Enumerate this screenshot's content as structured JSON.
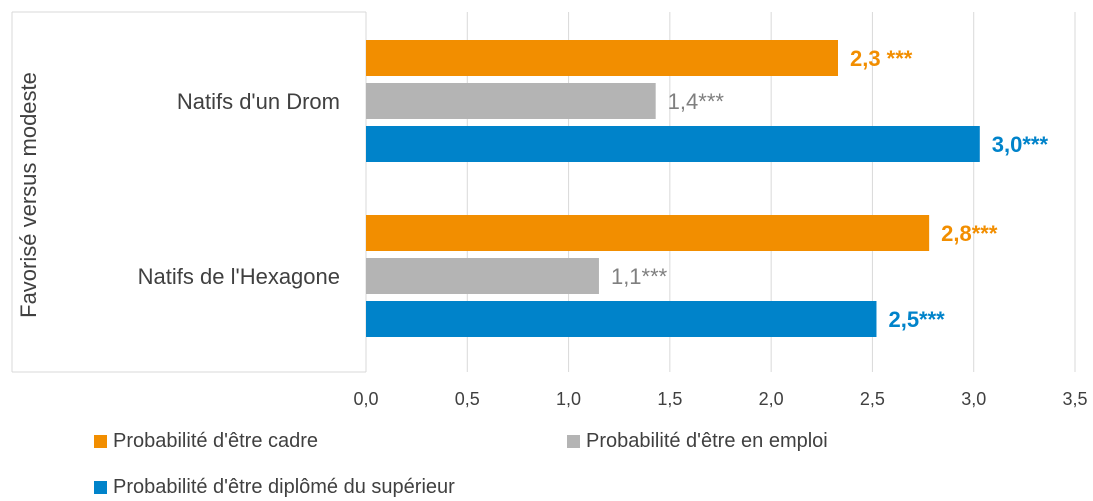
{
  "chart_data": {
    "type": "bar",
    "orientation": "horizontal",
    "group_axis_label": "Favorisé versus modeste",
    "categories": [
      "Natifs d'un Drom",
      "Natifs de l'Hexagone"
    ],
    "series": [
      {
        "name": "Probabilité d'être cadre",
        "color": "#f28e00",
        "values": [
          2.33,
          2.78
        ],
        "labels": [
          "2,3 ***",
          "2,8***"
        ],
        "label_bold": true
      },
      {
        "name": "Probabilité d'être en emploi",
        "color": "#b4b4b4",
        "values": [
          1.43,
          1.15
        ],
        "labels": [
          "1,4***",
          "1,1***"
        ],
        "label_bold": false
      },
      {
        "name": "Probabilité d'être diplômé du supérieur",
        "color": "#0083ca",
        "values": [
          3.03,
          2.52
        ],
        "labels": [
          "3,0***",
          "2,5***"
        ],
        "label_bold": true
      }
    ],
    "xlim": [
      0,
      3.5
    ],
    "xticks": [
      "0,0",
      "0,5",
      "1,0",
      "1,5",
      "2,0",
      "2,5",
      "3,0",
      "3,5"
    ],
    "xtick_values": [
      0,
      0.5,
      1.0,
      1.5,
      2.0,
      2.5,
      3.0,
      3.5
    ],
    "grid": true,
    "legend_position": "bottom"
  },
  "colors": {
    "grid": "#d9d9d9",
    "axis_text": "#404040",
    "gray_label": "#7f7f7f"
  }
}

──────────────────────────────

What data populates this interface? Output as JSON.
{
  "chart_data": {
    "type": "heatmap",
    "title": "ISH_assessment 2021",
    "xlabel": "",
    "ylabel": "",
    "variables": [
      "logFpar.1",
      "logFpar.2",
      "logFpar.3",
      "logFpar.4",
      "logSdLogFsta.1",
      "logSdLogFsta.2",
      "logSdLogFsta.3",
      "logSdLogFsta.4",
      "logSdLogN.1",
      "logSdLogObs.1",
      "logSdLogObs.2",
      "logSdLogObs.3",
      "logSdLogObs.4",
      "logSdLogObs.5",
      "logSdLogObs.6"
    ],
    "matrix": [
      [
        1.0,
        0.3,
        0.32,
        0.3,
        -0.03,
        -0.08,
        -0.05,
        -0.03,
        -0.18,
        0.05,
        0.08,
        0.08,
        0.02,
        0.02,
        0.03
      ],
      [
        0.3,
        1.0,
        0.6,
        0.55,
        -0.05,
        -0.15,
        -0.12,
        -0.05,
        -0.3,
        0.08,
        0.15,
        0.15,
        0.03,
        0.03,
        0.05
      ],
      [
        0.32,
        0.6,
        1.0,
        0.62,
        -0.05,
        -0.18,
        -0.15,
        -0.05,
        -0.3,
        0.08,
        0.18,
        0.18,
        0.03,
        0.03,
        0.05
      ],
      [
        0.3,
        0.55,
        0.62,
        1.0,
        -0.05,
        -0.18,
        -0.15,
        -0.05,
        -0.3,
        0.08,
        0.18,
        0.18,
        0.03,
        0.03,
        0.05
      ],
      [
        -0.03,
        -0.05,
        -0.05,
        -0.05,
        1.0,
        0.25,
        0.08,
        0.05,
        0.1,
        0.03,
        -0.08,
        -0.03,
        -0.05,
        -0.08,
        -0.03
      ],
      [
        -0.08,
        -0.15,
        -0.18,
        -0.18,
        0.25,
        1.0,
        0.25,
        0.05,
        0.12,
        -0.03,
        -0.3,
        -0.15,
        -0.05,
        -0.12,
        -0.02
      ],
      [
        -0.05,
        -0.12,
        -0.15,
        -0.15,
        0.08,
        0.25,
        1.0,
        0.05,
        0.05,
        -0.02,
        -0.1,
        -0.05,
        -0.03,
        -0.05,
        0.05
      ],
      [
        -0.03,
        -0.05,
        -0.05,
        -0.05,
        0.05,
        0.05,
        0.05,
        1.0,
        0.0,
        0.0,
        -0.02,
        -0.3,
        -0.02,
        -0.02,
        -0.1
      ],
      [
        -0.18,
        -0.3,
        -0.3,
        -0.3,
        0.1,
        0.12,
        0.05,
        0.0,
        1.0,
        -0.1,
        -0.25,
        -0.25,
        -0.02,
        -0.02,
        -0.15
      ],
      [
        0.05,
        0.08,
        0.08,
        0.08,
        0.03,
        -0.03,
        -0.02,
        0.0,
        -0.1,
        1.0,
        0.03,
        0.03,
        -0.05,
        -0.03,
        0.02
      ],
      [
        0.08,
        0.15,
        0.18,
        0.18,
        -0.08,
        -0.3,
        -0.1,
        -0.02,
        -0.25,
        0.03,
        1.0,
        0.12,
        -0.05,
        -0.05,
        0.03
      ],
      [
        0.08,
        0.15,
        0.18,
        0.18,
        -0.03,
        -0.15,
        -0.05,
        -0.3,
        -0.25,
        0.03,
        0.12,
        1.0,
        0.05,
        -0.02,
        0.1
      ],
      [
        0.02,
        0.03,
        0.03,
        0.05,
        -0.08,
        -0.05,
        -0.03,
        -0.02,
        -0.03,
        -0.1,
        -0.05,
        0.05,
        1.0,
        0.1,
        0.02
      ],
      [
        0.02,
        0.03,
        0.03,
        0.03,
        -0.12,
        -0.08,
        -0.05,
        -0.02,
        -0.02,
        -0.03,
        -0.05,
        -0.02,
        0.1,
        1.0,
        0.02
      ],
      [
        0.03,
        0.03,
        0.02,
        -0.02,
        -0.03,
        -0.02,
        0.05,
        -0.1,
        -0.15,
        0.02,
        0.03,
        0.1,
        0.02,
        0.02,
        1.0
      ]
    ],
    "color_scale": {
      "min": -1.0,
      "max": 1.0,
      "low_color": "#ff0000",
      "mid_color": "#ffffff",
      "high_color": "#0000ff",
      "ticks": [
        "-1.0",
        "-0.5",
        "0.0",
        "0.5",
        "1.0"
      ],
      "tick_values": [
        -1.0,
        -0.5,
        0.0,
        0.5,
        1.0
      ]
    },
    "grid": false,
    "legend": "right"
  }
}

──────────────────────────────

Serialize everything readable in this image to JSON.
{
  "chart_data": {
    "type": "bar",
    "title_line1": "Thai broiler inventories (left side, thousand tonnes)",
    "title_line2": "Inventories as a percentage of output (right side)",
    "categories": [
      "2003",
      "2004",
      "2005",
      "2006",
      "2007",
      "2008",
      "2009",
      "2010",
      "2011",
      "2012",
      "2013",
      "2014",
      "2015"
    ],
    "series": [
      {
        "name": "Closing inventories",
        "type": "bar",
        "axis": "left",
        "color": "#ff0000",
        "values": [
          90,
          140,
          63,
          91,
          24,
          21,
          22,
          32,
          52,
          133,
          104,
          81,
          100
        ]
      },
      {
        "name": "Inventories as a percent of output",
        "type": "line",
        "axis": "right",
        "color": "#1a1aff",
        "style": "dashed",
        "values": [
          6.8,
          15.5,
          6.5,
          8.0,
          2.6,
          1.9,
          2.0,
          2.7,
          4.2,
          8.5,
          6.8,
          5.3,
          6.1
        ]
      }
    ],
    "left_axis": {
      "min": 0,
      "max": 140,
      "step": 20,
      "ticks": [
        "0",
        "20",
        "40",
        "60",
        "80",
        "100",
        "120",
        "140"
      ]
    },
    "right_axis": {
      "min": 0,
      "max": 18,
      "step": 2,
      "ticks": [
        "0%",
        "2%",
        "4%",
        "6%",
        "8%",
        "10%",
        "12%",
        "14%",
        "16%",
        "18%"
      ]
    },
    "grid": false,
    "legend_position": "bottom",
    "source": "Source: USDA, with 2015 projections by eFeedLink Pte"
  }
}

──────────────────────────────

Prompt:
Look through the entries above. Extract each line with the word "Probabilité".

Exercise solution:
        "name": "Probabilité d'être cadre",
        "name": "Probabilité d'être en emploi",
        "name": "Probabilité d'être diplômé du supérieur",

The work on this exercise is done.